# Records for this task start

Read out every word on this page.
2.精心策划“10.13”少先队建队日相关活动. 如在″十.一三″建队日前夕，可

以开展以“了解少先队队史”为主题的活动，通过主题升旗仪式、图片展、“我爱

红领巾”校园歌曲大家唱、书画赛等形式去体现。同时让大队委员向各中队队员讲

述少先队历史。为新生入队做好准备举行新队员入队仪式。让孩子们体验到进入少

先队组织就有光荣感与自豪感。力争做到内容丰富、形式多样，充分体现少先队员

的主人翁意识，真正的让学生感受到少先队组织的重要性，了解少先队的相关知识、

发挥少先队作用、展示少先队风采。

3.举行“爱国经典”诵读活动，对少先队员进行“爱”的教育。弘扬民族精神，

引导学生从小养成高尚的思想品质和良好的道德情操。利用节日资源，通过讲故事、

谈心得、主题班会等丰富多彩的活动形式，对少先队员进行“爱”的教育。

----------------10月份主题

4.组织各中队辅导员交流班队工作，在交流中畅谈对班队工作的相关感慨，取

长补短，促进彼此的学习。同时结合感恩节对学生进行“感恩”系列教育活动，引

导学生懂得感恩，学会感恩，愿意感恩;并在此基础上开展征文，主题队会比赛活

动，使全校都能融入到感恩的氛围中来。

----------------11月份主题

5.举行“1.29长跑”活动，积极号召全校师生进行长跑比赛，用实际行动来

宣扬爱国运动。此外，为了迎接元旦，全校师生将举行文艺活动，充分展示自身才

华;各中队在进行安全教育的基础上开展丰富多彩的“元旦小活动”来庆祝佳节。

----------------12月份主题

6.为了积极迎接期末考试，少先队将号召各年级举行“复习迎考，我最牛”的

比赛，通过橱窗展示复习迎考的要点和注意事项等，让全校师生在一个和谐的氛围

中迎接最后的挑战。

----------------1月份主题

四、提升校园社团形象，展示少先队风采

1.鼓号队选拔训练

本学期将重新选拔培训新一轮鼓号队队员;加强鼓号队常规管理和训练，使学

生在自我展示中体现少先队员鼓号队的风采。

# Records for this task end

• Problem requirements: Word for word, quote all of the data above.

• Solution:
Read out every word on this page.
2.精心策划“10.13”少先队建队日相关活动. 如在″十.一三″建队日前夕，可

以开展以“了解少先队队史”为主题的活动，通过主题升旗仪式、图片展、“我爱

红领巾”校园歌曲大家唱、书画赛等形式去体现。同时让大队委员向各中队队员讲

述少先队历史。为新生入队做好准备举行新队员入队仪式。让孩子们体验到进入少

先队组织就有光荣感与自豪感。力争做到内容丰富、形式多样，充分体现少先队员

的主人翁意识，真正的让学生感受到少先队组织的重要性，了解少先队的相关知识、

发挥少先队作用、展示少先队风采。

3.举行“爱国经典”诵读活动，对少先队员进行“爱”的教育。弘扬民族精神，

引导学生从小养成高尚的思想品质和良好的道德情操。利用节日资源，通过讲故事、

谈心得、主题班会等丰富多彩的活动形式，对少先队员进行“爱”的教育。

----------------10月份主题

4.组织各中队辅导员交流班队工作，在交流中畅谈对班队工作的相关感慨，取

长补短，促进彼此的学习。同时结合感恩节对学生进行“感恩”系列教育活动，引

导学生懂得感恩，学会感恩，愿意感恩;并在此基础上开展征文，主题队会比赛活

动，使全校都能融入到感恩的氛围中来。

----------------11月份主题

5.举行“1.29长跑”活动，积极号召全校师生进行长跑比赛，用实际行动来

宣扬爱国运动。此外，为了迎接元旦，全校师生将举行文艺活动，充分展示自身才

华;各中队在进行安全教育的基础上开展丰富多彩的“元旦小活动”来庆祝佳节。

----------------12月份主题

6.为了积极迎接期末考试，少先队将号召各年级举行“复习迎考，我最牛”的

比赛，通过橱窗展示复习迎考的要点和注意事项等，让全校师生在一个和谐的氛围

中迎接最后的挑战。

----------------1月份主题

四、提升校园社团形象，展示少先队风采

1.鼓号队选拔训练

本学期将重新选拔培训新一轮鼓号队队员;加强鼓号队常规管理和训练，使学

生在自我展示中体现少先队员鼓号队的风采。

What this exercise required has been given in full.